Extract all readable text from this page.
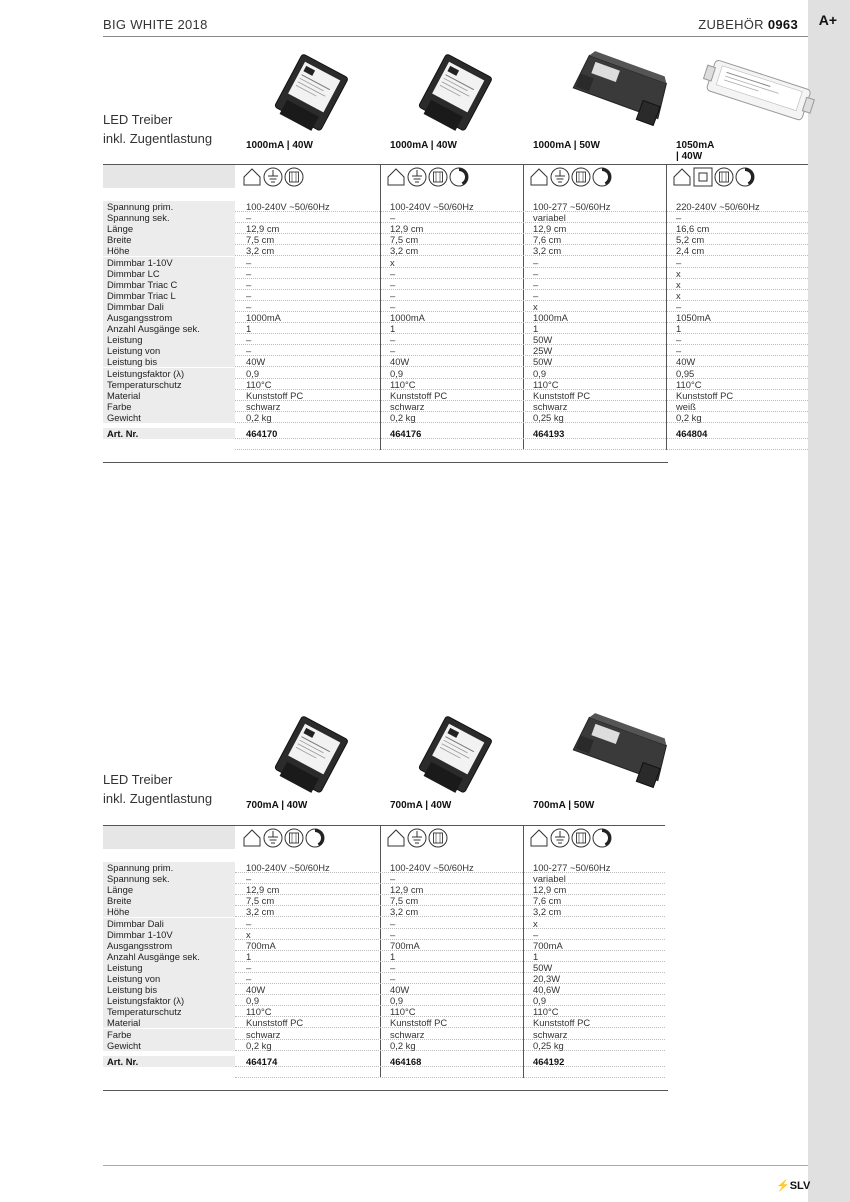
A+
BIG WHITE 2018	ZUBEHÖR 0963
LED Treiber
inkl. Zugentlastung	1000mA | 40W	1000mA | 40W	1000mA | 50W	1050mA | 40W
Spannung prim.	100-240V ~50/60Hz	100-240V ~50/60Hz	100-277 ~50/60Hz	220-240V ~50/60Hz
Spannung sek.	–	–	variabel	–
Länge	12,9 cm	12,9 cm	12,9 cm	16,6 cm
Breite	7,5 cm	7,5 cm	7,6 cm	5,2 cm
Höhe	3,2 cm	3,2 cm	3,2 cm	2,4 cm
Dimmbar 1-10V	–	x	–	–
Dimmbar LC	–	–	–	x
Dimmbar Triac C	–	–	–	x
Dimmbar Triac L	–	–	–	x
Dimmbar Dali	–	–	x	–
Ausgangsstrom	1000mA	1000mA	1000mA	1050mA
Anzahl Ausgänge sek.	1	1	1	1
Leistung	–	–	50W	–
Leistung von	–	–	25W	–
Leistung bis	40W	40W	50W	40W
Leistungsfaktor (λ)	0,9	0,9	0,9	0,95
Temperaturschutz	110°C	110°C	110°C	110°C
Material	Kunststoff PC	Kunststoff PC	Kunststoff PC	Kunststoff PC
Farbe	schwarz	schwarz	schwarz	weiß
Gewicht	0,2 kg	0,2 kg	0,25 kg	0,2 kg
Art. Nr.	464170	464176	464193	464804
LED Treiber
inkl. Zugentlastung	700mA | 40W	700mA | 40W	700mA | 50W
Spannung prim.	100-240V ~50/60Hz	100-240V ~50/60Hz	100-277 ~50/60Hz
Spannung sek.	–	–	variabel
Länge	12,9 cm	12,9 cm	12,9 cm
Breite	7,5 cm	7,5 cm	7,6 cm
Höhe	3,2 cm	3,2 cm	3,2 cm
Dimmbar Dali	–	–	x
Dimmbar 1-10V	x	–	–
Ausgangsstrom	700mA	700mA	700mA
Anzahl Ausgänge sek.	1	1	1
Leistung	–	–	50W
Leistung von	–	–	20,3W
Leistung bis	40W	40W	40,6W
Leistungsfaktor (λ)	0,9	0,9	0,9
Temperaturschutz	110°C	110°C	110°C
Material	Kunststoff PC	Kunststoff PC	Kunststoff PC
Farbe	schwarz	schwarz	schwarz
Gewicht	0,2 kg	0,2 kg	0,25 kg
Art. Nr.	464174	464168	464192
⚡SLV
--
Set exercise >> Tally how many lines of the data include the word "Anzahl". Write the number and nothing else.

Complete response >> 2